■ **EXERCISE DESCRIPTION**
Show every line in the items below that contains the string "swatch". Case counts.

■ **EXCERPTED DATA**
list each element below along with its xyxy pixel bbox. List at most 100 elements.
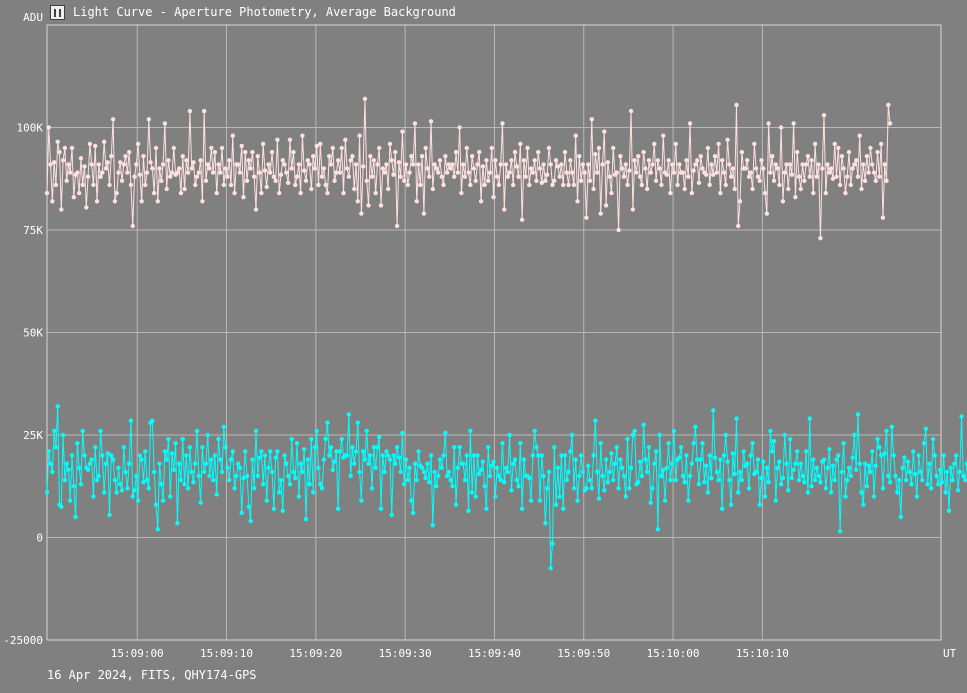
x-tick-label: 15:10:10 (736, 647, 789, 660)
data-point (628, 108, 634, 114)
data-point (498, 162, 503, 167)
data-point (221, 182, 227, 188)
data-point (210, 477, 216, 483)
data-point (684, 453, 689, 458)
data-point (686, 174, 691, 179)
data-point (732, 471, 737, 477)
data-point (857, 461, 862, 466)
data-point (485, 178, 491, 183)
data-point (491, 459, 496, 464)
data-point (766, 479, 771, 485)
data-point (728, 502, 734, 507)
data-point (882, 162, 887, 167)
data-point (335, 158, 341, 163)
data-point (493, 158, 498, 163)
data-point (64, 178, 69, 183)
data-point (628, 465, 634, 470)
data-point (677, 162, 682, 167)
data-point (237, 465, 243, 470)
data-point (777, 459, 782, 464)
data-point (205, 162, 210, 167)
data-point (153, 145, 159, 151)
data-point (603, 457, 609, 462)
data-point (393, 149, 398, 155)
data-point (541, 162, 546, 167)
data-point (377, 434, 382, 440)
data-point (44, 190, 50, 196)
data-point (452, 445, 457, 450)
data-point (257, 455, 262, 460)
data-point (216, 162, 221, 167)
data-point (484, 158, 489, 163)
data-point (212, 453, 218, 458)
data-point (746, 486, 752, 491)
data-point (825, 465, 830, 470)
data-point (925, 482, 930, 487)
data-point (114, 490, 119, 495)
data-point (541, 473, 546, 479)
data-point (389, 512, 394, 518)
data-point (887, 121, 893, 126)
data-point (816, 162, 821, 167)
data-point (137, 172, 143, 177)
data-point (184, 158, 189, 163)
data-point (614, 445, 619, 450)
data-point (766, 121, 771, 126)
data-point (539, 180, 544, 186)
data-point (798, 461, 803, 466)
data-point (171, 467, 177, 473)
data-point (746, 174, 752, 179)
data-point (277, 490, 282, 495)
data-point (303, 516, 309, 522)
data-point (344, 453, 350, 458)
data-point (652, 461, 657, 466)
light-curve-app-icon[interactable] (50, 4, 65, 20)
data-point (377, 145, 382, 151)
data-point (159, 178, 164, 183)
data-point (364, 178, 369, 183)
data-point (384, 449, 389, 454)
data-point (559, 162, 564, 167)
data-point (130, 494, 135, 499)
data-point (857, 133, 862, 138)
data-point (602, 129, 607, 134)
data-point (273, 455, 278, 460)
data-point (598, 441, 603, 446)
data-point (250, 149, 255, 155)
data-point (916, 453, 921, 458)
data-point (502, 479, 507, 485)
data-point (460, 162, 466, 167)
data-point (164, 457, 169, 462)
data-point (905, 459, 911, 464)
data-point (880, 486, 886, 491)
data-point (235, 162, 241, 167)
data-point (344, 166, 350, 171)
data-point (668, 477, 673, 483)
data-point (71, 195, 76, 200)
data-point (716, 141, 721, 147)
data-point (637, 174, 643, 179)
data-point (437, 158, 443, 163)
data-point (870, 449, 875, 454)
data-point (453, 502, 459, 507)
data-point (303, 178, 309, 183)
data-point (284, 170, 289, 175)
data-point (455, 465, 461, 470)
data-point (162, 449, 168, 454)
data-point (525, 145, 530, 151)
data-point (880, 215, 886, 220)
data-point (341, 190, 346, 196)
data-point (909, 482, 914, 487)
data-point (807, 416, 812, 421)
data-point (469, 490, 475, 495)
data-point (237, 170, 243, 175)
data-point (507, 170, 512, 175)
data-point (139, 457, 144, 462)
data-point (927, 461, 932, 466)
data-point (416, 162, 421, 167)
data-point (180, 154, 185, 159)
data-point (168, 494, 173, 499)
data-point (825, 162, 830, 167)
data-point (94, 199, 100, 204)
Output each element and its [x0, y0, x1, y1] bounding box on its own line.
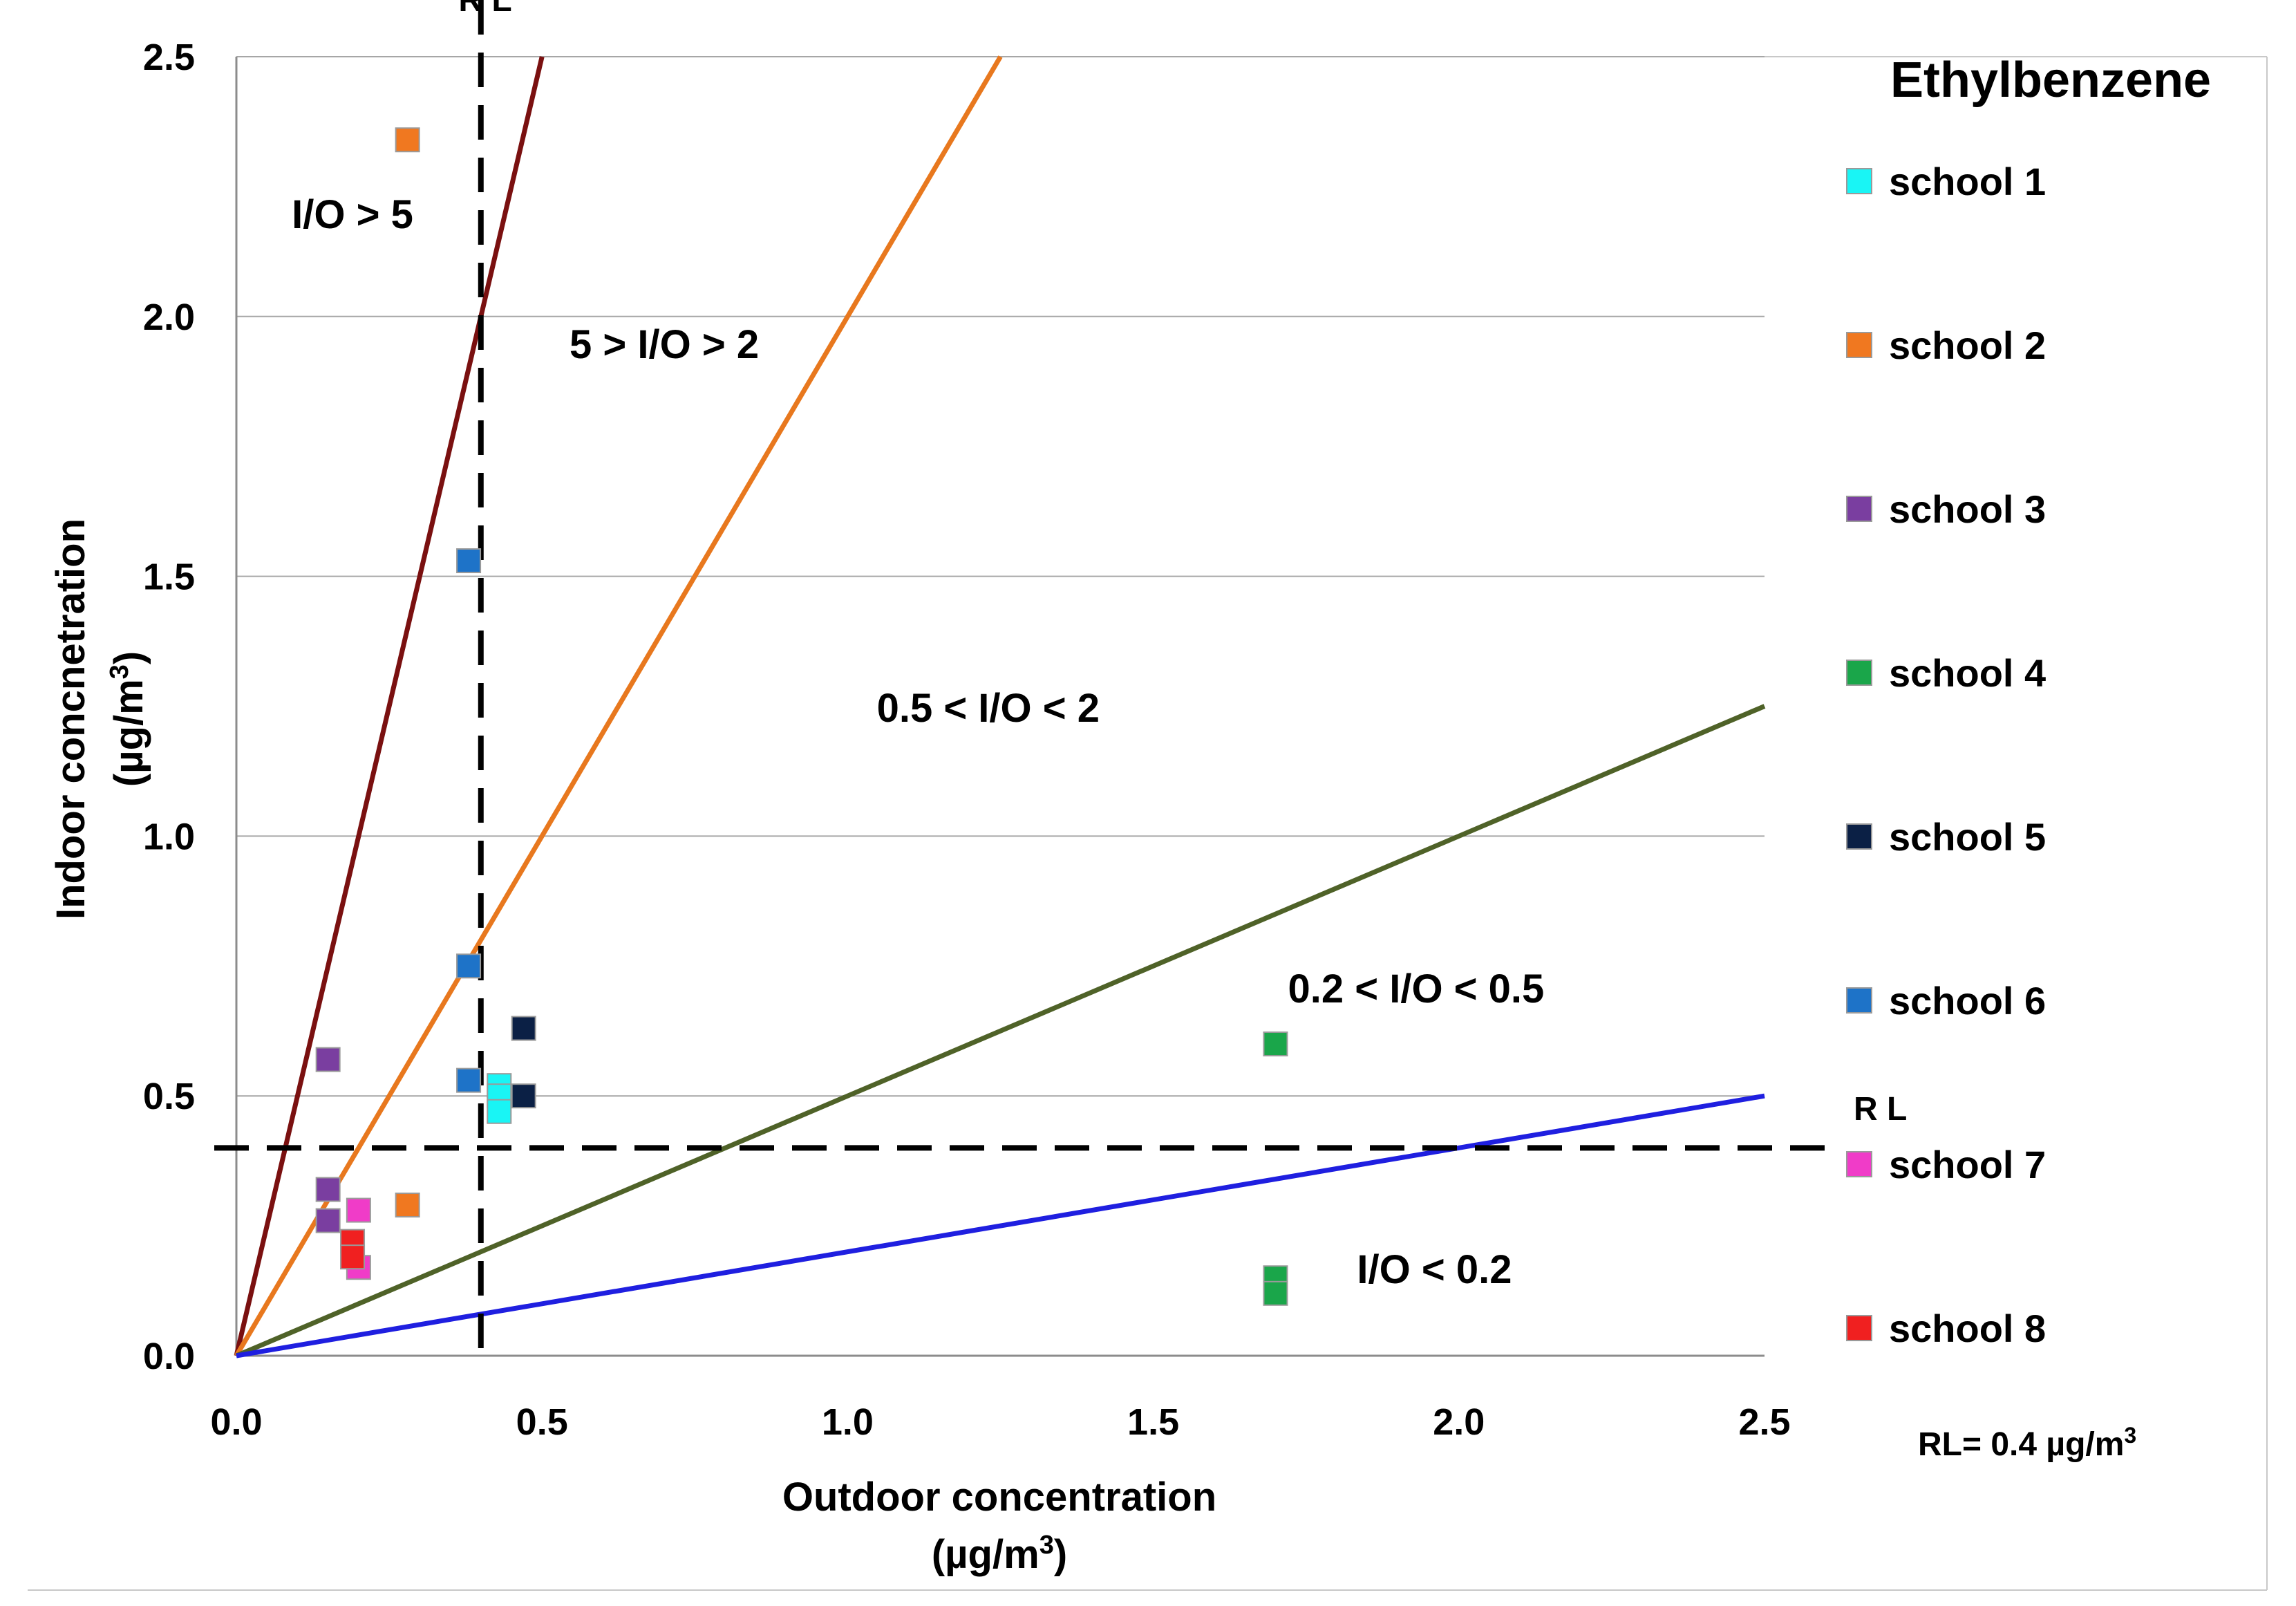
x-tick-label: 1.5 [1127, 1401, 1179, 1443]
legend-label: school 4 [1889, 651, 2046, 695]
data-point [1263, 1031, 1288, 1057]
ratio-line [234, 56, 545, 1356]
region-label: 5 > I/O > 2 [570, 322, 759, 367]
y-tick-label: 2.5 [143, 37, 195, 78]
grid-lines [236, 56, 1765, 1097]
rl-label-horizontal: R L [1854, 1091, 1907, 1128]
legend-swatch [1846, 660, 1872, 686]
region-label: I/O < 0.2 [1357, 1247, 1512, 1292]
data-point [346, 1197, 371, 1223]
data-point [511, 1083, 536, 1109]
y-tick-label: 1.5 [143, 557, 195, 598]
data-point [315, 1208, 341, 1233]
data-point [456, 953, 482, 979]
region-label: I/O > 5 [292, 192, 413, 237]
legend-swatch [1846, 496, 1872, 522]
legend-label: school 2 [1889, 324, 2046, 367]
y-tick-label: 2.0 [143, 297, 195, 338]
y-tick-label: 1.0 [143, 816, 195, 857]
legend-swatch [1846, 168, 1872, 194]
ratio-line [234, 55, 1003, 1357]
legend: school 1 school 2 school 3 school 4 school 5… [1846, 160, 2046, 1350]
x-tick-label: 0.5 [516, 1401, 568, 1443]
rl-note: RL= 0.4 µg/m3 [1918, 1423, 2136, 1463]
x-tick-label: 2.5 [1738, 1401, 1790, 1443]
data-points [315, 127, 1288, 1306]
legend-swatch [1846, 332, 1872, 358]
ratio-line [236, 1093, 1765, 1358]
x-tick-label: 1.0 [822, 1401, 874, 1443]
data-point [315, 1177, 341, 1202]
data-point [456, 1067, 482, 1093]
legend-label: school 3 [1889, 487, 2046, 531]
rl-label-vertical: R L [458, 0, 511, 19]
region-labels: I/O > 5 5 > I/O > 2 0.5 < I/O < 2 0.2 < I/O… [292, 192, 1544, 1292]
legend-label: school 7 [1889, 1143, 2046, 1186]
data-point [395, 1193, 420, 1218]
data-point [511, 1016, 536, 1041]
x-axis-title: Outdoor concentration [782, 1475, 1216, 1520]
legend-swatch [1846, 1151, 1872, 1177]
legend-label: school 1 [1889, 160, 2046, 203]
ratio-line [235, 704, 1766, 1358]
data-point [315, 1047, 341, 1072]
region-label: 0.2 < I/O < 0.5 [1288, 967, 1544, 1011]
legend-swatch [1846, 987, 1872, 1014]
data-point [1263, 1280, 1288, 1306]
x-tick-label: 2.0 [1433, 1401, 1485, 1443]
plot-frame [28, 56, 2268, 1591]
x-axis-unit: (µg/m3) [932, 1531, 1067, 1577]
ratio-lines [234, 55, 1766, 1358]
legend-label: school 6 [1889, 979, 2046, 1023]
legend-label: school 5 [1889, 815, 2046, 859]
data-point [456, 548, 482, 574]
legend-label: school 8 [1889, 1307, 2046, 1350]
x-tick-label: 0.0 [210, 1401, 262, 1443]
region-label: 0.5 < I/O < 2 [877, 686, 1100, 731]
y-axis-title: Indoor concnetration [48, 519, 93, 919]
y-axis-unit: (µg/m3) [105, 651, 151, 787]
data-point [395, 127, 420, 153]
y-tick-label: 0.5 [143, 1076, 195, 1117]
legend-swatch [1846, 1315, 1872, 1341]
data-point [340, 1244, 366, 1270]
legend-swatch [1846, 823, 1872, 850]
data-point [487, 1099, 512, 1124]
chart-title: Ethylbenzene [1890, 53, 2211, 108]
tick-labels: 0.0 0.5 1.0 1.5 2.0 2.5 0.0 0.5 1.0 1.5 2.0 2.5 [143, 37, 1791, 1443]
y-tick-label: 0.0 [143, 1336, 195, 1377]
reference-level-lines [214, 0, 1838, 1365]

■ **RESULT**
legend-swatch [1846, 660, 1872, 686]
legend-swatch [1846, 496, 1872, 522]
legend-swatch [1846, 168, 1872, 194]
legend-swatch [1846, 332, 1872, 358]
legend-swatch [1846, 1151, 1872, 1177]
legend-swatch [1846, 987, 1872, 1014]
legend-swatch [1846, 1315, 1872, 1341]
legend-swatch [1846, 823, 1872, 850]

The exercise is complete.